■ Compiti
1) Secondo la recensione del romanzo, qual è il titolo dell'opera precedente di cui il nuovo libro è la prosecuzione?
2) Continua la recensione del romanzo a partire dall'ultima frase riportata.

■ Estratto

************

LE MIE PIANTE E IL SEGRETO PIU’ GRANDE La recensione del Prof. Giovanni Incorvati
prof. di Filosofia del Diritto alla Sapienza di Roma, docente di Bioetica Univ. di Camerino
Il nuovo romanzo di Francesca, prosecuzione del suo precedente Cosa fanno le mie piante quando non ci sono, si presenta esattamente all’altezza delle promesse. La risposta al titolo della prima opera è al fondo del titolo della seconda. La figura centrale di Anne e quelle delle sue piante (tra cui le care Giò e Maria Juana, nel frattempo “defunte”) mantengono la loro posizione nel titolo, con in più l’arrivo tra di loro di due new entry. Ma nell’espressione “le mie piante” ci sono diverse interpretazioni dell’aggettivo “mie”, tra cui occorre distinguere: piante di chi esattamente? Nell’appartamento di Parigi esse continuano tutte a convivere insieme con il lascito di Julien, l’amato artista, compagno di Anne, scomparso tragicamente un anno prima. Dipinti da lui, alle pareti ci sono evidentemente i ritratti di Anne nelle sembianze di ciascuna di loro, e sia gli uni che le altre presenziano, come “testimoni oculari” o “immaginari”, alle nuove notti di Anne, quando la memoria di Julien vorrebbe colmare quei vuoti che continuamente si riaprono in lei.

************

Elenchi delle posizioni degli elementi
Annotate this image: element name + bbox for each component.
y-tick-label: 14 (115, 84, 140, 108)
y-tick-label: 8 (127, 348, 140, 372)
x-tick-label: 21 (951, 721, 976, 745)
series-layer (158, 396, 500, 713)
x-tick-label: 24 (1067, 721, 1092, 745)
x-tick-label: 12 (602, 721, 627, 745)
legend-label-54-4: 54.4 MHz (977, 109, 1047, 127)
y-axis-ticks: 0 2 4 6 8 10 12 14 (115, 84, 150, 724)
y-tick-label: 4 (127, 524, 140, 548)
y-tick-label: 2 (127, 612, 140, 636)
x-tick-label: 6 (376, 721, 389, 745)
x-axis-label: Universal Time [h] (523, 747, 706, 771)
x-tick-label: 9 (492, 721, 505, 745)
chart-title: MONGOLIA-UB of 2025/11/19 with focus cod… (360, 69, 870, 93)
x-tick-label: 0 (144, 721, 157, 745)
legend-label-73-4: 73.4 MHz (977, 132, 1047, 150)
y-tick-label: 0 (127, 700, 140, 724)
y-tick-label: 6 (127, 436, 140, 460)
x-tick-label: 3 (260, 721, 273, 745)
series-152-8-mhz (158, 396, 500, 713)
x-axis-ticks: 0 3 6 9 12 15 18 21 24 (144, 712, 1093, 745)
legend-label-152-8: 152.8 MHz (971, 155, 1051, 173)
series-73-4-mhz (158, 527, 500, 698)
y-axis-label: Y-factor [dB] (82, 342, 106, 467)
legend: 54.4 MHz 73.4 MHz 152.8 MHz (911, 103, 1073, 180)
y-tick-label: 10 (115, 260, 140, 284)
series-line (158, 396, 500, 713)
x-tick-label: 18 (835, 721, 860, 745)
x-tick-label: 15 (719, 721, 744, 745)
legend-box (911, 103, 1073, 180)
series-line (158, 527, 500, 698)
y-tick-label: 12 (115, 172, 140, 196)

************

■ Risposte ai compiti
1) Cosa fanno le mie piante quando non ci sono.

2)
Le potenzialità di una simile assemblea in miniatura rispetto a questo senso acuto della mancanza sono anche più profonde. Sotto il profilo formale della scrittura, vi corrisponde un’invenzione originalissima. Il cosiddetto “io narrante” non appare più singolare e compatto nella sua apparente identità con l’“io narrato”, come vorrebbe un’affermata consuetudine letteraria, ma tende a identificarsi con un soggetto collettivo a cui fa da portavoce. D’altra parte, l’“io narrato” di Anne impara a conoscere il proprio “sdoppiamento” e l’esistenza di un “terzo occhio”, di un “noi” più vasto, che ha, sì, il compito di prendere con le pinze le idee e i comportamenti di Anne, ma non si limita solo a questo.
In effetti, l’identificazione è non solo con le piante di appartamento, ma anche con gli alberi del mondo: sia con alcuni di quelli tra i più comuni nel paesaggio europeo, sia con altri assai diffusi in America Latina. Ad essi. nel titolo di ciascun capitolo, si accompagnano specie diverse di sensazioni. Al termine del viaggio dentro di sé, alla fine del primo capitolo dal titolo “Sentirsi il noce”, Anne abbraccia questo albero in segno di congedo. Ma, al suo ritorno dal viaggio nel Messico, dopo un lungo trascorrere dal frassino al bambù, al banano e alla palma, l’assemblea narrante la mette di fronte, come recita il titolo dell’ultimo capitolo, al “sentirsi la quercia” e a qualcosa di molto nuovo, al “sogno di costruire”, di abbracciare in grande.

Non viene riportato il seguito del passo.